[Working data]:
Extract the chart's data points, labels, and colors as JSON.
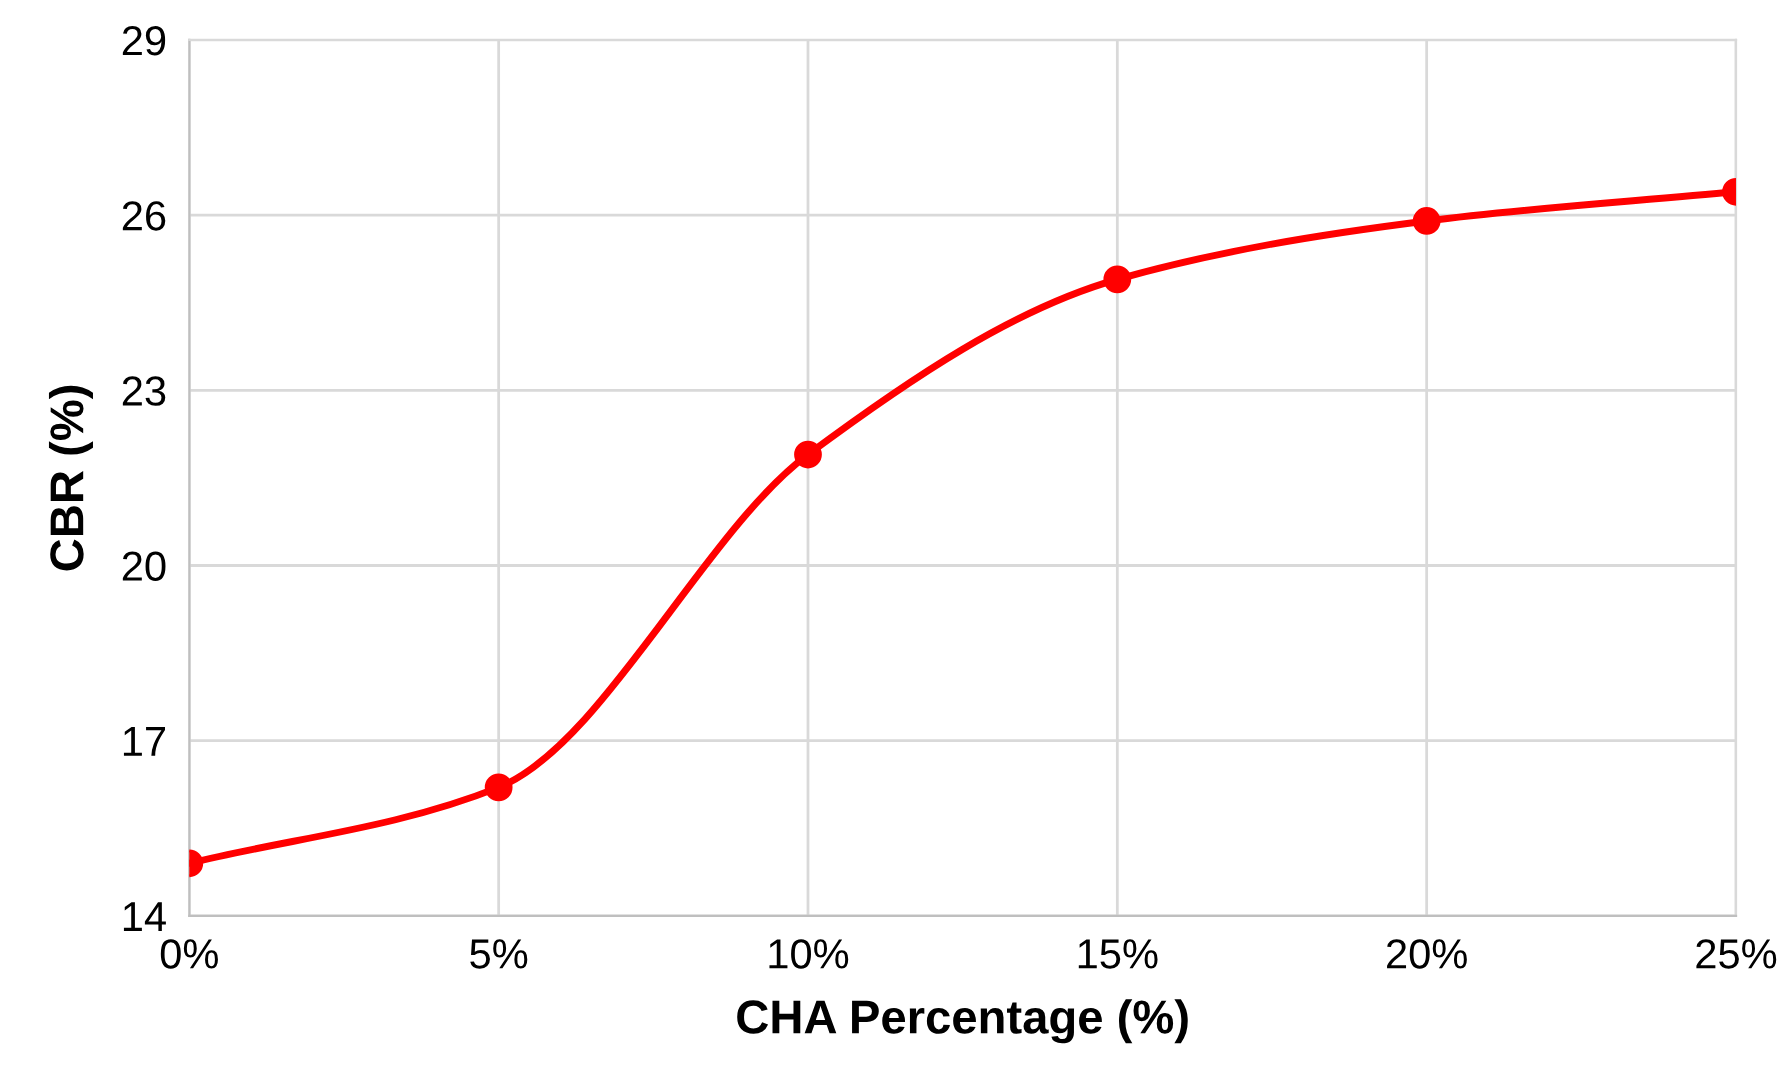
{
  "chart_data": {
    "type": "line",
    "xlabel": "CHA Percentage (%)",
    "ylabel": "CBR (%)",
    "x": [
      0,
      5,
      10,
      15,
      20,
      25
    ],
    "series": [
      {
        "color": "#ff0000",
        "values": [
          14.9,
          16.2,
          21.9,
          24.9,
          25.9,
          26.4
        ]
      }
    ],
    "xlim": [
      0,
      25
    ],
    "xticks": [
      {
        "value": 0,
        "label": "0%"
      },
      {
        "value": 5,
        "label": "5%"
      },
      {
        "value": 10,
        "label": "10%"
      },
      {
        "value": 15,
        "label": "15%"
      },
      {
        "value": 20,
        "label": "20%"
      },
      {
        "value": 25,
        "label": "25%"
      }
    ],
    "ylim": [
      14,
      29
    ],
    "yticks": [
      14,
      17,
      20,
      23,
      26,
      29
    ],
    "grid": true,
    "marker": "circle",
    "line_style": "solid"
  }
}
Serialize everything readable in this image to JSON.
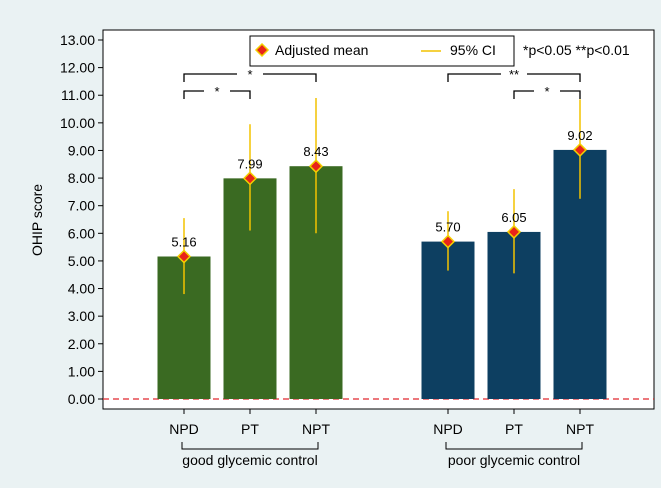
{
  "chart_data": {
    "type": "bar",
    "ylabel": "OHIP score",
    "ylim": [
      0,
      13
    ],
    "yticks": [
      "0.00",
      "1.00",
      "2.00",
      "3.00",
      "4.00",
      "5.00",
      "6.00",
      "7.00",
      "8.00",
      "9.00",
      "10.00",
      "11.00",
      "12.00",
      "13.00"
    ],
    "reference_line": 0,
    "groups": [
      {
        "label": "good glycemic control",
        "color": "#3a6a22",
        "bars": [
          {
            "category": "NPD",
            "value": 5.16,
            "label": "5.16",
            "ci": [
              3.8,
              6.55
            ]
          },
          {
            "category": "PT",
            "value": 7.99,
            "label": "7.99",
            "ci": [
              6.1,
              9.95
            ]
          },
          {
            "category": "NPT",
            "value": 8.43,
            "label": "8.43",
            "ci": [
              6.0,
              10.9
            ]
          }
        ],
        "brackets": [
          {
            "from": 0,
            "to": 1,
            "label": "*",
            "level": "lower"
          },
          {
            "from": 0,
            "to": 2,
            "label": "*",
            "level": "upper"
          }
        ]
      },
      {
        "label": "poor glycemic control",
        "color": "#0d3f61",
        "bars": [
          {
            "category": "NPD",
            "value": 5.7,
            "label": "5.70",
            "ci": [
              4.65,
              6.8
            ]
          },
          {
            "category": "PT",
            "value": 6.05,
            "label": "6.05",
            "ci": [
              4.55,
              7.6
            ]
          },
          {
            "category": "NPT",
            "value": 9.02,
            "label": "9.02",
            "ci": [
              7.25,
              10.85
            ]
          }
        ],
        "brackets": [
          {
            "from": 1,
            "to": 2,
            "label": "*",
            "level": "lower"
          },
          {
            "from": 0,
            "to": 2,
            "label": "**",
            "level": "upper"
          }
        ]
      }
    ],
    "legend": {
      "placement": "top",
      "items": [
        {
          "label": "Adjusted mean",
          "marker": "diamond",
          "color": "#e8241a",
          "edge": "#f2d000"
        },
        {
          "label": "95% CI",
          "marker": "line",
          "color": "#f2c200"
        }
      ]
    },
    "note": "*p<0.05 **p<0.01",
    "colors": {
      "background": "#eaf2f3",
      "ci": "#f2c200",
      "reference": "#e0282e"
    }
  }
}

[Written exercise]:
Retype everything in the material word for word, minus pictures.

[Task answer]:
Extract the chart's data points, labels, and colors as JSON.
{
  "chart_data": {
    "type": "line",
    "xlabel": "CHA Percentage (%)",
    "ylabel": "CBR (%)",
    "x": [
      0,
      5,
      10,
      15,
      20,
      25
    ],
    "series": [
      {
        "color": "#ff0000",
        "values": [
          14.9,
          16.2,
          21.9,
          24.9,
          25.9,
          26.4
        ]
      }
    ],
    "xlim": [
      0,
      25
    ],
    "xticks": [
      {
        "value": 0,
        "label": "0%"
      },
      {
        "value": 5,
        "label": "5%"
      },
      {
        "value": 10,
        "label": "10%"
      },
      {
        "value": 15,
        "label": "15%"
      },
      {
        "value": 20,
        "label": "20%"
      },
      {
        "value": 25,
        "label": "25%"
      }
    ],
    "ylim": [
      14,
      29
    ],
    "yticks": [
      14,
      17,
      20,
      23,
      26,
      29
    ],
    "grid": true,
    "marker": "circle",
    "line_style": "solid"
  }
}
Serialize everything readable in this image to JSON.
{
  "chart_data": {
    "type": "bar",
    "ylabel": "OHIP score",
    "ylim": [
      0,
      13
    ],
    "yticks": [
      "0.00",
      "1.00",
      "2.00",
      "3.00",
      "4.00",
      "5.00",
      "6.00",
      "7.00",
      "8.00",
      "9.00",
      "10.00",
      "11.00",
      "12.00",
      "13.00"
    ],
    "reference_line": 0,
    "groups": [
      {
        "label": "good glycemic control",
        "color": "#3a6a22",
        "bars": [
          {
            "category": "NPD",
            "value": 5.16,
            "label": "5.16",
            "ci": [
              3.8,
              6.55
            ]
          },
          {
            "category": "PT",
            "value": 7.99,
            "label": "7.99",
            "ci": [
              6.1,
              9.95
            ]
          },
          {
            "category": "NPT",
            "value": 8.43,
            "label": "8.43",
            "ci": [
              6.0,
              10.9
            ]
          }
        ],
        "brackets": [
          {
            "from": 0,
            "to": 1,
            "label": "*",
            "level": "lower"
          },
          {
            "from": 0,
            "to": 2,
            "label": "*",
            "level": "upper"
          }
        ]
      },
      {
        "label": "poor glycemic control",
        "color": "#0d3f61",
        "bars": [
          {
            "category": "NPD",
            "value": 5.7,
            "label": "5.70",
            "ci": [
              4.65,
              6.8
            ]
          },
          {
            "category": "PT",
            "value": 6.05,
            "label": "6.05",
            "ci": [
              4.55,
              7.6
            ]
          },
          {
            "category": "NPT",
            "value": 9.02,
            "label": "9.02",
            "ci": [
              7.25,
              10.85
            ]
          }
        ],
        "brackets": [
          {
            "from": 1,
            "to": 2,
            "label": "*",
            "level": "lower"
          },
          {
            "from": 0,
            "to": 2,
            "label": "**",
            "level": "upper"
          }
        ]
      }
    ],
    "legend": {
      "placement": "top",
      "items": [
        {
          "label": "Adjusted mean",
          "marker": "diamond",
          "color": "#e8241a",
          "edge": "#f2d000"
        },
        {
          "label": "95% CI",
          "marker": "line",
          "color": "#f2c200"
        }
      ]
    },
    "note": "*p<0.05 **p<0.01",
    "colors": {
      "background": "#eaf2f3",
      "ci": "#f2c200",
      "reference": "#e0282e"
    }
  }
}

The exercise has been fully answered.